** START Extracted records **

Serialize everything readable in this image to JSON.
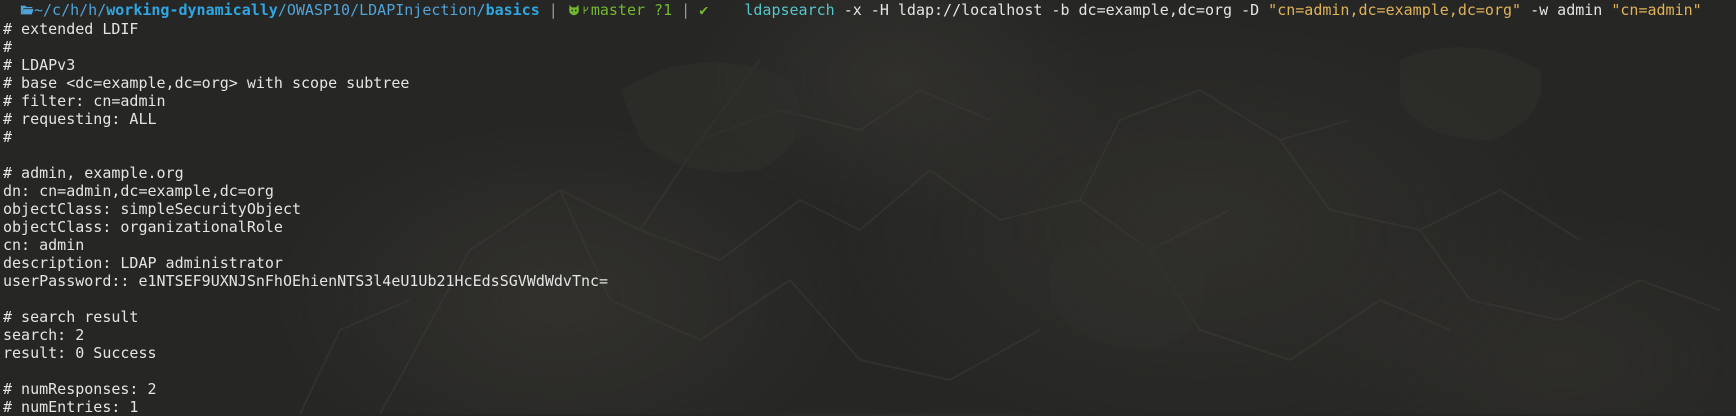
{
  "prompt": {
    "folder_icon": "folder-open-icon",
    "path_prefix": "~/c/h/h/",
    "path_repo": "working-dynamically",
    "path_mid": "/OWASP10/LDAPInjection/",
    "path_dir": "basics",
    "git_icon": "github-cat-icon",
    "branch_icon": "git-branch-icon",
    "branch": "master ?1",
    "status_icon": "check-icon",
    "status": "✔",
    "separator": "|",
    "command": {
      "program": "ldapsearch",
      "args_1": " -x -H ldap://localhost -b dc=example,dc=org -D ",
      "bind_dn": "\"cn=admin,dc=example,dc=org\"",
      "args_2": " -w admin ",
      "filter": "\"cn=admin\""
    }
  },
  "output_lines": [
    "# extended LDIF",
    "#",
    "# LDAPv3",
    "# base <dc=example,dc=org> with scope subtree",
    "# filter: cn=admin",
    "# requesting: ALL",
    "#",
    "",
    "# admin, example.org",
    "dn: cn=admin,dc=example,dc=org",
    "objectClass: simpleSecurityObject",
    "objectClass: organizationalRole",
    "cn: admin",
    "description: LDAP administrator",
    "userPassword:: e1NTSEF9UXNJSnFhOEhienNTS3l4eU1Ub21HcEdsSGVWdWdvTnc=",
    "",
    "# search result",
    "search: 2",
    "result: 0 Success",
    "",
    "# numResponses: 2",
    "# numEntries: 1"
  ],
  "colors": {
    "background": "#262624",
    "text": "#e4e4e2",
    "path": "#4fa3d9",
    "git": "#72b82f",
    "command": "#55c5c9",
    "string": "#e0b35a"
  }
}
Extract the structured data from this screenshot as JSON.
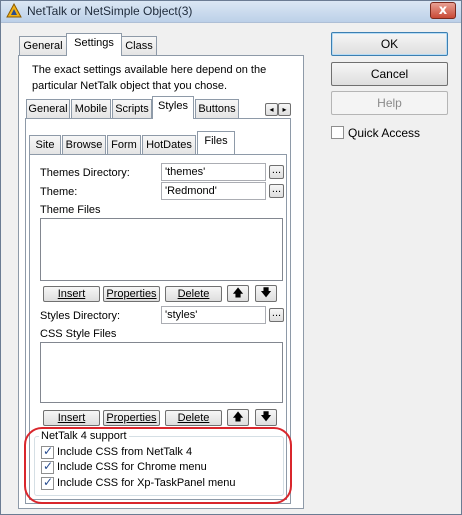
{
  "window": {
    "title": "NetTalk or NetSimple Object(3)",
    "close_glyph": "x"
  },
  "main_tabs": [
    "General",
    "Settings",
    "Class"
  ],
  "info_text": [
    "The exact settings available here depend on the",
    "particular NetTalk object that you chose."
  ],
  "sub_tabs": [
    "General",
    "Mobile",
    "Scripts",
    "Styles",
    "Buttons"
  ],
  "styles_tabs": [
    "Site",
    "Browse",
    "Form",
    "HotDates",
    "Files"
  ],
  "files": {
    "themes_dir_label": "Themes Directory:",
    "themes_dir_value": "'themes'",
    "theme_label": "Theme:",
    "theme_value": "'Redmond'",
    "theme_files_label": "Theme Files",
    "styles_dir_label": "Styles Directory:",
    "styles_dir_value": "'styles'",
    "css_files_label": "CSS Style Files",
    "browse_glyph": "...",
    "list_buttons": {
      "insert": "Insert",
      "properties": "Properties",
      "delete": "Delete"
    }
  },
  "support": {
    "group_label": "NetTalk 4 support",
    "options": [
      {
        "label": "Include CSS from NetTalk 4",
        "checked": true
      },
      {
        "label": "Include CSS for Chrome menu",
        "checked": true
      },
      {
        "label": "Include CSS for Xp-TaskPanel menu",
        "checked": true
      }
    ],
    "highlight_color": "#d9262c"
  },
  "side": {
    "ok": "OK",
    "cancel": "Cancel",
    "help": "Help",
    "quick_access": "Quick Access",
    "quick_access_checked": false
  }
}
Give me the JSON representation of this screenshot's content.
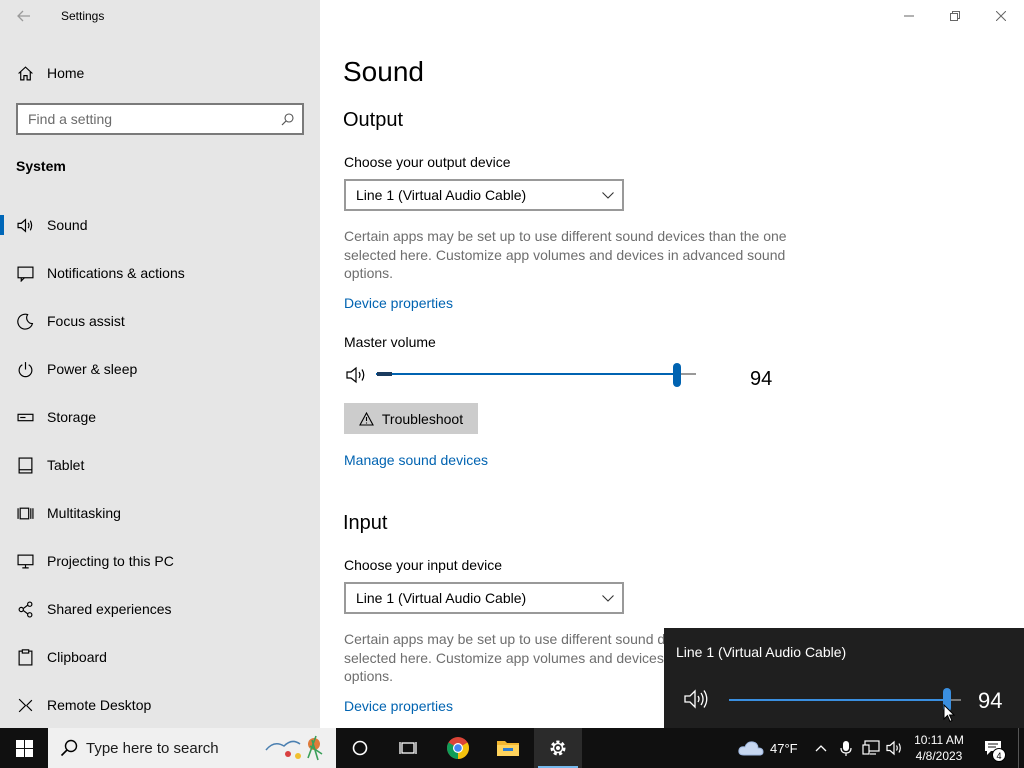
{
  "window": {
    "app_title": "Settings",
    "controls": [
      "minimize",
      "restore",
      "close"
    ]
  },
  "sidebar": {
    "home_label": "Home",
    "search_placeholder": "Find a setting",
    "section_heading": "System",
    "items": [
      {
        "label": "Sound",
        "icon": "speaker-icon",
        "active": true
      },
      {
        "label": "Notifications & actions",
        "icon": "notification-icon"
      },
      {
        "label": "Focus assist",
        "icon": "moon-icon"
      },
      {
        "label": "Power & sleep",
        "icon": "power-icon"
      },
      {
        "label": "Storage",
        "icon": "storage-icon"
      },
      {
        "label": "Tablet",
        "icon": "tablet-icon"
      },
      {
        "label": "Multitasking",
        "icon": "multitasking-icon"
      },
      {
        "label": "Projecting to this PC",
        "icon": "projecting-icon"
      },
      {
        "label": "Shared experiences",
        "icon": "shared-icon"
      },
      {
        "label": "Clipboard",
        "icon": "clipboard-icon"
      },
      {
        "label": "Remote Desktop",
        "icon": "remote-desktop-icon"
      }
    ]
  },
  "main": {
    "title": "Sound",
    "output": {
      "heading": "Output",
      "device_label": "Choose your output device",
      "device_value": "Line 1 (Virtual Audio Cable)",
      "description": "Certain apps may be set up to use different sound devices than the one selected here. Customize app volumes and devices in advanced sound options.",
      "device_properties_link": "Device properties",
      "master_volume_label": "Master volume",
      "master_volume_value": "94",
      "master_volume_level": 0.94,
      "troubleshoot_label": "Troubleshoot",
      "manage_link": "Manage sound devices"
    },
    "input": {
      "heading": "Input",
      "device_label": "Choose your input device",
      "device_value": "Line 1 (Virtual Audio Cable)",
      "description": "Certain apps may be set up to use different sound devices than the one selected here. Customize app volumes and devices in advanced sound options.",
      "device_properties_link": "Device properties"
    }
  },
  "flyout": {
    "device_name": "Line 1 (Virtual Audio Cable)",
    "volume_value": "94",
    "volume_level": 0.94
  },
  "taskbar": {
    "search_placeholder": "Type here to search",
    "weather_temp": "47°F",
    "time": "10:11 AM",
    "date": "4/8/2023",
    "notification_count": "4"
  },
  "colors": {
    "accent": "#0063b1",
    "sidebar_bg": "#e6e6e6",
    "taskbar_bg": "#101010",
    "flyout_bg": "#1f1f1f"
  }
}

** END Extracted records **

**What is needed:** Pull out every line of the records above that contains the word "Directory".

**The result:**
    "themes_dir_label": "Themes Directory:",
    "styles_dir_label": "Styles Directory:",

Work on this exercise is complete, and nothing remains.